◆ JOB ◆
Any picture among the records should be left out, please; retype the rest exactly.
#### EXTRACTED INFORMATION ####
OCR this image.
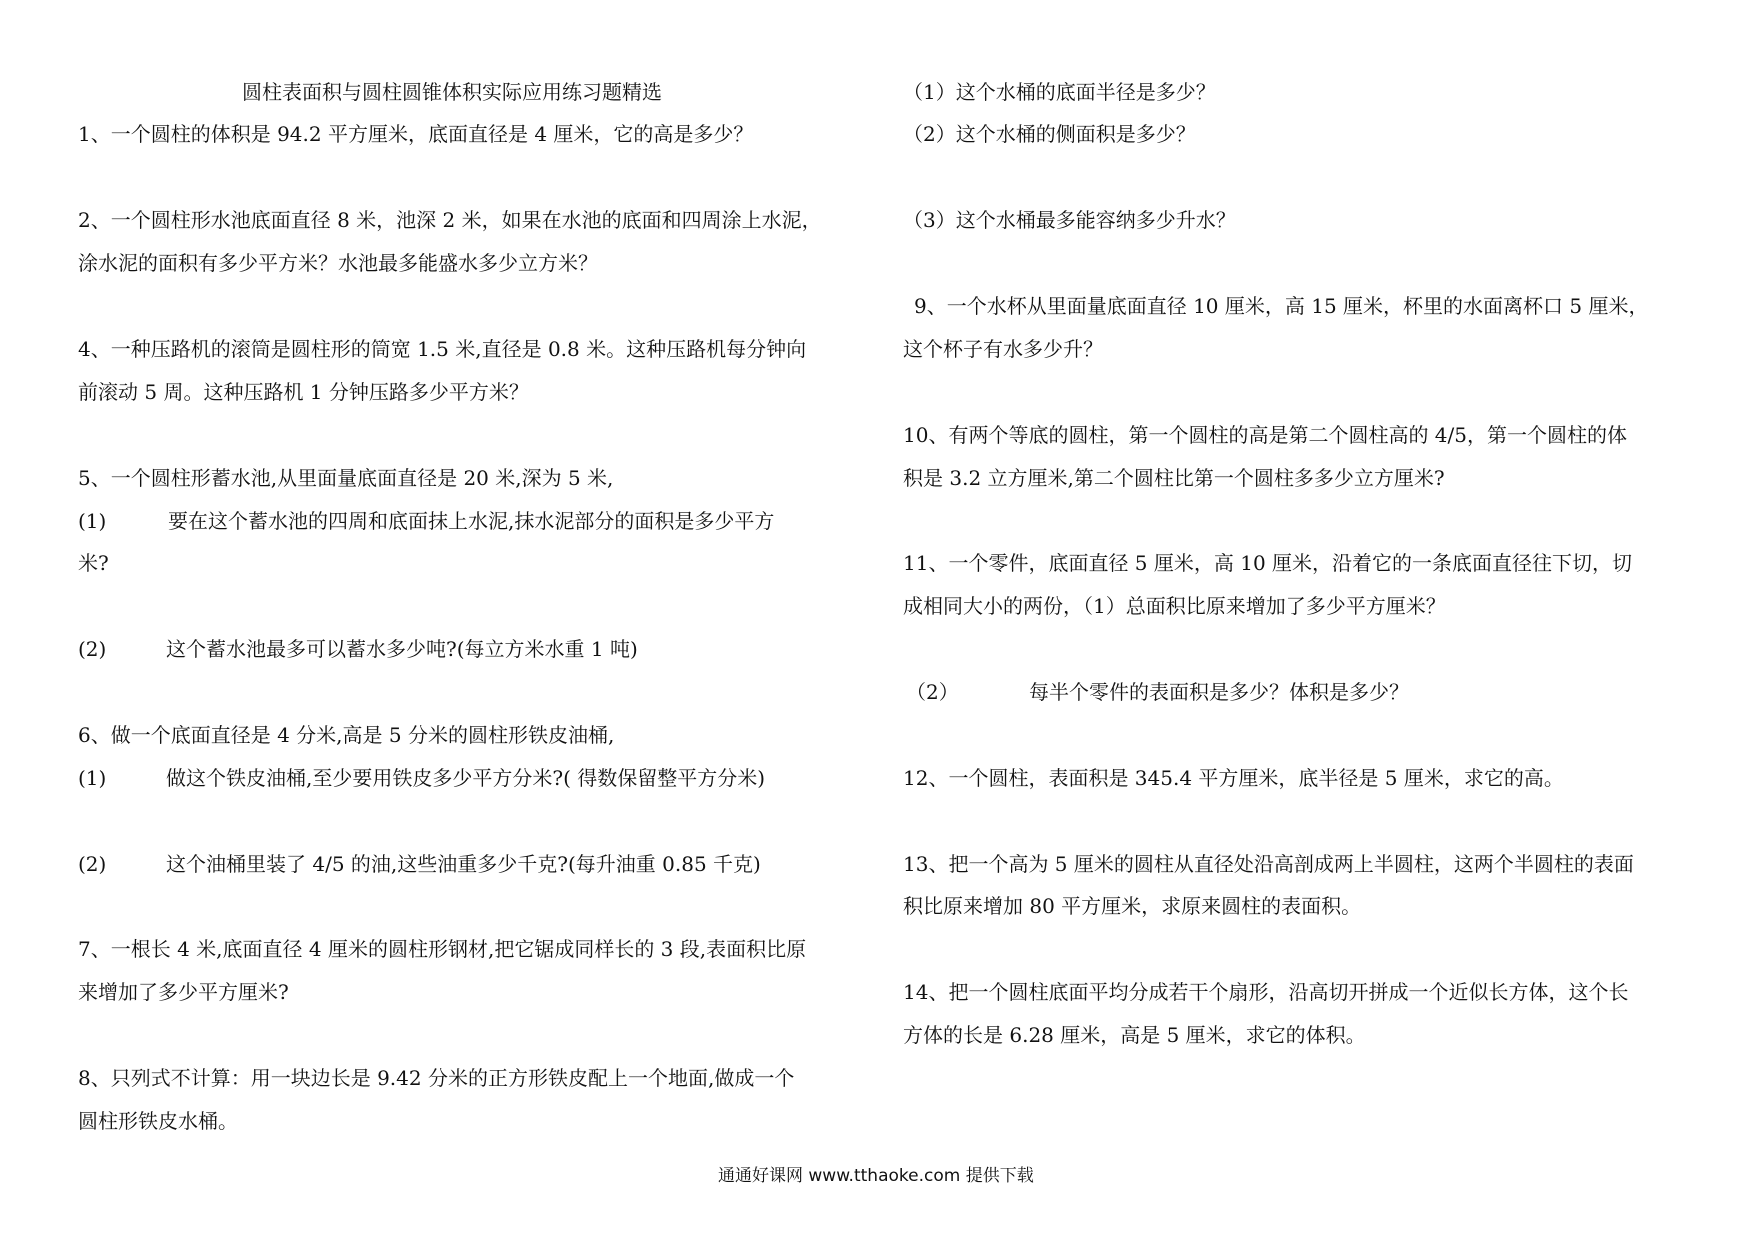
圆柱表面积与圆柱圆锥体积实际应用练习题精选
1、一个圆柱的体积是 94.2 平方厘米，底面直径是 4 厘米，它的高是多少？
2、一个圆柱形水池底面直径 8 米，池深 2 米，如果在水池的底面和四周涂上水泥，
涂水泥的面积有多少平方米？水池最多能盛水多少立方米？
4、一种压路机的滚筒是圆柱形的筒宽 1.5 米,直径是 0.8 米。这种压路机每分钟向
前滚动 5 周。这种压路机 1 分钟压路多少平方米？
5、一个圆柱形蓄水池,从里面量底面直径是 20 米,深为 5 米,
(1)	要在这个蓄水池的四周和底面抹上水泥,抹水泥部分的面积是多少平方
米?
(2)	这个蓄水池最多可以蓄水多少吨?(每立方米水重 1 吨)
6、做一个底面直径是 4 分米,高是 5 分米的圆柱形铁皮油桶,
(1)	做这个铁皮油桶,至少要用铁皮多少平方分米?( 得数保留整平方分米)
(2)	这个油桶里装了 4/5 的油,这些油重多少千克?(每升油重 0.85 千克)
7、一根长 4 米,底面直径 4 厘米的圆柱形钢材,把它锯成同样长的 3 段,表面积比原
来增加了多少平方厘米?
8、只列式不计算：用一块边长是 9.42 分米的正方形铁皮配上一个地面,做成一个
圆柱形铁皮水桶。
（1）这个水桶的底面半径是多少？
（2）这个水桶的侧面积是多少？
（3）这个水桶最多能容纳多少升水？
9、一个水杯从里面量底面直径 10 厘米，高 15 厘米，杯里的水面离杯口 5 厘米，
这个杯子有水多少升？
10、有两个等底的圆柱，第一个圆柱的高是第二个圆柱高的 4/5，第一个圆柱的体
积是 3.2 立方厘米,第二个圆柱比第一个圆柱多多少立方厘米?
11、一个零件，底面直径 5 厘米，高 10 厘米，沿着它的一条底面直径往下切，切
成相同大小的两份，（1）总面积比原来增加了多少平方厘米？
（2）	每半个零件的表面积是多少？体积是多少？
12、一个圆柱，表面积是 345.4 平方厘米，底半径是 5 厘米，求它的高。
13、把一个高为 5 厘米的圆柱从直径处沿高剖成两上半圆柱，这两个半圆柱的表面
积比原来增加 80 平方厘米，求原来圆柱的表面积。
14、把一个圆柱底面平均分成若干个扇形，沿高切开拼成一个近似长方体，这个长
方体的长是 6.28 厘米，高是 5 厘米，求它的体积。
通通好课网 www.tthaoke.com 提供下载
####
◆ SOLUTION TO THIS EXERCISE ◆
OCR this image.
圆柱表面积与圆柱圆锥体积实际应用练习题精选
1、一个圆柱的体积是 94.2 平方厘米，底面直径是 4 厘米，它的高是多少？
2、一个圆柱形水池底面直径 8 米，池深 2 米，如果在水池的底面和四周涂上水泥，
涂水泥的面积有多少平方米？水池最多能盛水多少立方米？
4、一种压路机的滚筒是圆柱形的筒宽 1.5 米,直径是 0.8 米。这种压路机每分钟向
前滚动 5 周。这种压路机 1 分钟压路多少平方米？
5、一个圆柱形蓄水池,从里面量底面直径是 20 米,深为 5 米,
(1)	要在这个蓄水池的四周和底面抹上水泥,抹水泥部分的面积是多少平方
米?
(2)	这个蓄水池最多可以蓄水多少吨?(每立方米水重 1 吨)
6、做一个底面直径是 4 分米,高是 5 分米的圆柱形铁皮油桶,
(1)	做这个铁皮油桶,至少要用铁皮多少平方分米?( 得数保留整平方分米)
(2)	这个油桶里装了 4/5 的油,这些油重多少千克?(每升油重 0.85 千克)
7、一根长 4 米,底面直径 4 厘米的圆柱形钢材,把它锯成同样长的 3 段,表面积比原
来增加了多少平方厘米?
8、只列式不计算：用一块边长是 9.42 分米的正方形铁皮配上一个地面,做成一个
圆柱形铁皮水桶。
（1）这个水桶的底面半径是多少？
（2）这个水桶的侧面积是多少？
（3）这个水桶最多能容纳多少升水？
9、一个水杯从里面量底面直径 10 厘米，高 15 厘米，杯里的水面离杯口 5 厘米，
这个杯子有水多少升？
10、有两个等底的圆柱，第一个圆柱的高是第二个圆柱高的 4/5，第一个圆柱的体
积是 3.2 立方厘米,第二个圆柱比第一个圆柱多多少立方厘米?
11、一个零件，底面直径 5 厘米，高 10 厘米，沿着它的一条底面直径往下切，切
成相同大小的两份，（1）总面积比原来增加了多少平方厘米？
（2）	每半个零件的表面积是多少？体积是多少？
12、一个圆柱，表面积是 345.4 平方厘米，底半径是 5 厘米，求它的高。
13、把一个高为 5 厘米的圆柱从直径处沿高剖成两上半圆柱，这两个半圆柱的表面
积比原来增加 80 平方厘米，求原来圆柱的表面积。
14、把一个圆柱底面平均分成若干个扇形，沿高切开拼成一个近似长方体，这个长
方体的长是 6.28 厘米，高是 5 厘米，求它的体积。
通通好课网 www.tthaoke.com 提供下载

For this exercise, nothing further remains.